Determine the number of lines containing the word "name", and state that figure alone.

--- Dataset content ---

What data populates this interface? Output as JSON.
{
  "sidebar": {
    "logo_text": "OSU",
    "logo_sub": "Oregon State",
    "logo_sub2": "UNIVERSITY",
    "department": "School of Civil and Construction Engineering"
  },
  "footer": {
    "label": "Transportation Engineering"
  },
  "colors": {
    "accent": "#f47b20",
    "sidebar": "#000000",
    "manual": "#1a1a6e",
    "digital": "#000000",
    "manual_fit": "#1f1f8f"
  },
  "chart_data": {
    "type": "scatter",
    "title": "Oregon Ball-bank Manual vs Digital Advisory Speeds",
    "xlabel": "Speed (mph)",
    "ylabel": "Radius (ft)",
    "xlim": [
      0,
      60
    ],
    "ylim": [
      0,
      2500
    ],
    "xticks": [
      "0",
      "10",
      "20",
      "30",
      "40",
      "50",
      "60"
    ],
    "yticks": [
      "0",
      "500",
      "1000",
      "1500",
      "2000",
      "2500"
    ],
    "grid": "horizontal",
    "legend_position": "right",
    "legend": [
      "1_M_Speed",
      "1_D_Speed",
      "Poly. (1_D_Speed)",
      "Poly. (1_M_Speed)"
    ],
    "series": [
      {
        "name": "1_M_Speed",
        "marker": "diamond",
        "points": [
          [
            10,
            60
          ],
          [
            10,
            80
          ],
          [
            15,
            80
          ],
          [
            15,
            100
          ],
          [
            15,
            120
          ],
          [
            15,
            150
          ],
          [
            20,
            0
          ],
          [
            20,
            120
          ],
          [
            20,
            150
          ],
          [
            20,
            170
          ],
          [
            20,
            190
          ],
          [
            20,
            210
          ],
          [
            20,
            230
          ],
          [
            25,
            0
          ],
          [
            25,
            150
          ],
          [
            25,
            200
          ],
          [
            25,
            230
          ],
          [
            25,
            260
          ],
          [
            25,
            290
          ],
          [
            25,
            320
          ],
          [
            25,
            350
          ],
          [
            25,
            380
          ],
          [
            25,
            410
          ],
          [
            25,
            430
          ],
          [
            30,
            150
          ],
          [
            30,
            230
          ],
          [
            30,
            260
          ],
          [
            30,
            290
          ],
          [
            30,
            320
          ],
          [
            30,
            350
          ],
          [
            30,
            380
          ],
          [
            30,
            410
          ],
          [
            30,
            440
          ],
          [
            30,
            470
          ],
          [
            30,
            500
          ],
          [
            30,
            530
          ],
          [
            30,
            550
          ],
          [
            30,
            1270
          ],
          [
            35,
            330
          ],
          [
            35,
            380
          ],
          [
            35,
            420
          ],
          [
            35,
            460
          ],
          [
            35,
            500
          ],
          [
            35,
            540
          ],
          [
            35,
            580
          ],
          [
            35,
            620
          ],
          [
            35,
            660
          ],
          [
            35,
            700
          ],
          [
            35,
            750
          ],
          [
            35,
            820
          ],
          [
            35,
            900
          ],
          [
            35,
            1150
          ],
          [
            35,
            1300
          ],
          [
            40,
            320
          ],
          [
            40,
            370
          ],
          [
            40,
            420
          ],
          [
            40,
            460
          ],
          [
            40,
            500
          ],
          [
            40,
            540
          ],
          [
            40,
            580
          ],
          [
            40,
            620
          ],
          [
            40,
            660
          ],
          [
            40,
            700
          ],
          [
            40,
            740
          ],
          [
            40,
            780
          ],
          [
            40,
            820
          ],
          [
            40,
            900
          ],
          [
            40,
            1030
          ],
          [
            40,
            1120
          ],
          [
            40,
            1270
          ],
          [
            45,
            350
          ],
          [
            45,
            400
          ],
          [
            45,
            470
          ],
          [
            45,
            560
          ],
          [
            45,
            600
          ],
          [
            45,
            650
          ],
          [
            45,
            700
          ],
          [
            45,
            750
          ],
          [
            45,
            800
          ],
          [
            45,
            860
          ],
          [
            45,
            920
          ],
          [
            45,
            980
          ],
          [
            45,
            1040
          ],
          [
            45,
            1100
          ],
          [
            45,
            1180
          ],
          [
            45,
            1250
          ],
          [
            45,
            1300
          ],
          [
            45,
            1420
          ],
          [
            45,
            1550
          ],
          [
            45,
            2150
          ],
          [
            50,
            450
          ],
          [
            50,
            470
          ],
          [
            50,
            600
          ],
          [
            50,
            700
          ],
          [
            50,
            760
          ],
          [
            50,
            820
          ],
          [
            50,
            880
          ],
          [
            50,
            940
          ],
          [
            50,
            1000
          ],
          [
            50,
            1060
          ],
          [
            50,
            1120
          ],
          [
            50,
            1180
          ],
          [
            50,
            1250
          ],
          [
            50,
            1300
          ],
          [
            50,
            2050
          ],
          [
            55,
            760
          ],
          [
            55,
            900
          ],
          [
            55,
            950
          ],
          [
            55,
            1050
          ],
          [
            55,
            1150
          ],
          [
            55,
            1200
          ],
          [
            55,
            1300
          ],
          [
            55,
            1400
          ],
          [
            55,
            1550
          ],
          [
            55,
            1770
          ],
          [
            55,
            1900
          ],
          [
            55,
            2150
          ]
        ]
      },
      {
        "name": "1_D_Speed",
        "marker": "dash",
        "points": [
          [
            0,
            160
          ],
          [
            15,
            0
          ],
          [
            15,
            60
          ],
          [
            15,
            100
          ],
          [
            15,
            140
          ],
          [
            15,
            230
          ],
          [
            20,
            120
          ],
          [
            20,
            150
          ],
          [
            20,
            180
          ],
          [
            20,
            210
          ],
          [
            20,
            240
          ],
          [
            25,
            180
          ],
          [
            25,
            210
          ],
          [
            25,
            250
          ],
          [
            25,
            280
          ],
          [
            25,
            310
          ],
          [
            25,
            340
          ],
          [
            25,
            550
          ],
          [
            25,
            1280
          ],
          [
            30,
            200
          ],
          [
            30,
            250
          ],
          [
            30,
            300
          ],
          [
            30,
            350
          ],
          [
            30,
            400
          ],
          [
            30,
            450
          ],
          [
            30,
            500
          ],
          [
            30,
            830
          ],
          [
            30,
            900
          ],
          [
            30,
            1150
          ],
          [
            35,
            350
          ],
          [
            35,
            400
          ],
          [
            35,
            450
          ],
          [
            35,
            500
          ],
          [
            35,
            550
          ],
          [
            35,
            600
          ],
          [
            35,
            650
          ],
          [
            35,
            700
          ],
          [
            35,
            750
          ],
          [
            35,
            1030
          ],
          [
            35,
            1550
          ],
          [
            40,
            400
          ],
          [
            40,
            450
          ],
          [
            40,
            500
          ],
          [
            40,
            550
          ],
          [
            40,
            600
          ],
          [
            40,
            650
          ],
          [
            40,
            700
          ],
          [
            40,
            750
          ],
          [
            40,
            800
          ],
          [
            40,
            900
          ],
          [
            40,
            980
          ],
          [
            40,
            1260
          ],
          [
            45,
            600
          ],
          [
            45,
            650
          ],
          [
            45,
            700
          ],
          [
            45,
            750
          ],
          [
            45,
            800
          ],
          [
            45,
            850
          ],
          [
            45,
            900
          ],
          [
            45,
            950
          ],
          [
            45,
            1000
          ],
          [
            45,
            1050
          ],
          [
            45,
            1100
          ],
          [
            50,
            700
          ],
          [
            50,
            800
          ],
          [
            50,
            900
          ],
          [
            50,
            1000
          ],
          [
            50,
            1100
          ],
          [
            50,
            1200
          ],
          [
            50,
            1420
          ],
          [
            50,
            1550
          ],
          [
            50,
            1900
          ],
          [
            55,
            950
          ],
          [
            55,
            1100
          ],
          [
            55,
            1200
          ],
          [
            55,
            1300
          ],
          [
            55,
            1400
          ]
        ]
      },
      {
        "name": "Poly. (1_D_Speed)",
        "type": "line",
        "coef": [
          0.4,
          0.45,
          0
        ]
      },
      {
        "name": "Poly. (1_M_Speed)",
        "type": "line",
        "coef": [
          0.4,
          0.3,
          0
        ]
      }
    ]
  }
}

---

Solved problem: 4